Stated goal
Output nothing but the number of lines that include the word "億米ドル".

Stored rows

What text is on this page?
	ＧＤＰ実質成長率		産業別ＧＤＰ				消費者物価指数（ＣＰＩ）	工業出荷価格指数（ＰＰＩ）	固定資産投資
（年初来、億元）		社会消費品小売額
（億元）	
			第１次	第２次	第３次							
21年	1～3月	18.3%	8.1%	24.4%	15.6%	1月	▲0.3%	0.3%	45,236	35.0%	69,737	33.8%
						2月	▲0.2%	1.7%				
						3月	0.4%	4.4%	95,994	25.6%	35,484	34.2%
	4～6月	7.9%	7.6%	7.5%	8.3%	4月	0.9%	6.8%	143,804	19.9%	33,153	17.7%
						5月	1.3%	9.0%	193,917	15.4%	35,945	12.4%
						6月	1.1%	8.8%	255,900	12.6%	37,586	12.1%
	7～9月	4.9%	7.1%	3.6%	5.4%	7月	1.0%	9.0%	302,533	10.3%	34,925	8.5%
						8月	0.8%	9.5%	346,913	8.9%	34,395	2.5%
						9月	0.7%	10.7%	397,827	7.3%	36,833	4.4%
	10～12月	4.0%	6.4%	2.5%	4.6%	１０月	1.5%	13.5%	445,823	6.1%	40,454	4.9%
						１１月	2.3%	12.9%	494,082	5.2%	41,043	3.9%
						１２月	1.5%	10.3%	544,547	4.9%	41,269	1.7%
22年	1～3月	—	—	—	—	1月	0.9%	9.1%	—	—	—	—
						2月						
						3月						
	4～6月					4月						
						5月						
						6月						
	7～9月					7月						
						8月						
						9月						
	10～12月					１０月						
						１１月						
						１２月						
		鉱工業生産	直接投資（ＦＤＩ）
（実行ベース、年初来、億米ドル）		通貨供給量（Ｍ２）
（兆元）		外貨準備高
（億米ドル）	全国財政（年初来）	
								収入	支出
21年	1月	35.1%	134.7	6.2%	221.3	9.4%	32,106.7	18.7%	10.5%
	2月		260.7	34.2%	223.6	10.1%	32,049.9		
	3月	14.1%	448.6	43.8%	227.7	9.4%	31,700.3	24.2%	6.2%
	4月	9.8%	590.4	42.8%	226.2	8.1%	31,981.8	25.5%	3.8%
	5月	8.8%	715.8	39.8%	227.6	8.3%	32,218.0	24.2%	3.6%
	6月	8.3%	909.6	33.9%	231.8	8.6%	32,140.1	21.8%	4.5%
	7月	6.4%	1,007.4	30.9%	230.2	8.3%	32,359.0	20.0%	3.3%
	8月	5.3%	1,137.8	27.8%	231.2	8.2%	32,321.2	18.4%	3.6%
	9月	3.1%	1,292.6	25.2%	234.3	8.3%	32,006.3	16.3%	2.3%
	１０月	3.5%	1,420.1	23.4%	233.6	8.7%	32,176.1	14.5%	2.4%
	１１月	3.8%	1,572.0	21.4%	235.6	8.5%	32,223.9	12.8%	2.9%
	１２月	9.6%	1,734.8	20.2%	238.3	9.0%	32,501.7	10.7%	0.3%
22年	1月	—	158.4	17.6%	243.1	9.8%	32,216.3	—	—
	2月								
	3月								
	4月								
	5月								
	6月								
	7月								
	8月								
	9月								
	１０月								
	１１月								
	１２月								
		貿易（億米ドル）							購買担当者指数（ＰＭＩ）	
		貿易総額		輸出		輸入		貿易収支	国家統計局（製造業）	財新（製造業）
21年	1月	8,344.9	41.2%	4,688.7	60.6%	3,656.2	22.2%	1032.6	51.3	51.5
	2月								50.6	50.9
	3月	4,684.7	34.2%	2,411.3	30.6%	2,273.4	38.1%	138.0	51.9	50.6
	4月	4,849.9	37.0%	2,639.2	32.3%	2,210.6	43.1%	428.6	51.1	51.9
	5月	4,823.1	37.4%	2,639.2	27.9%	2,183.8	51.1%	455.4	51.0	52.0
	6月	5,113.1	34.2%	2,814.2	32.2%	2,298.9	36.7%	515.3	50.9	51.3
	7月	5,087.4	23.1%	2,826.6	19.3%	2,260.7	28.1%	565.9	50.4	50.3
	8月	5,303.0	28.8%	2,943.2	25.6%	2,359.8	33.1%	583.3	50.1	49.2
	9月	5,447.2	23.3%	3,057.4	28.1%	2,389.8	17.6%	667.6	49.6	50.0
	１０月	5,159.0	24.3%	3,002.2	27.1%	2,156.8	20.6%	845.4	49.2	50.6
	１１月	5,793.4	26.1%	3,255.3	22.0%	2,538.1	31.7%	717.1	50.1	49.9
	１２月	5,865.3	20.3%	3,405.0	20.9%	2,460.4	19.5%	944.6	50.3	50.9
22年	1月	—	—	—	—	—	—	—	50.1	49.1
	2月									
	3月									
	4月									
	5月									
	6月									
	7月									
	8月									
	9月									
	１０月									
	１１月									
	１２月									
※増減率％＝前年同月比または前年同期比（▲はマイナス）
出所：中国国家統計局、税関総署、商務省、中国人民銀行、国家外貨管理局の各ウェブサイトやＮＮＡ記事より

Correct result
3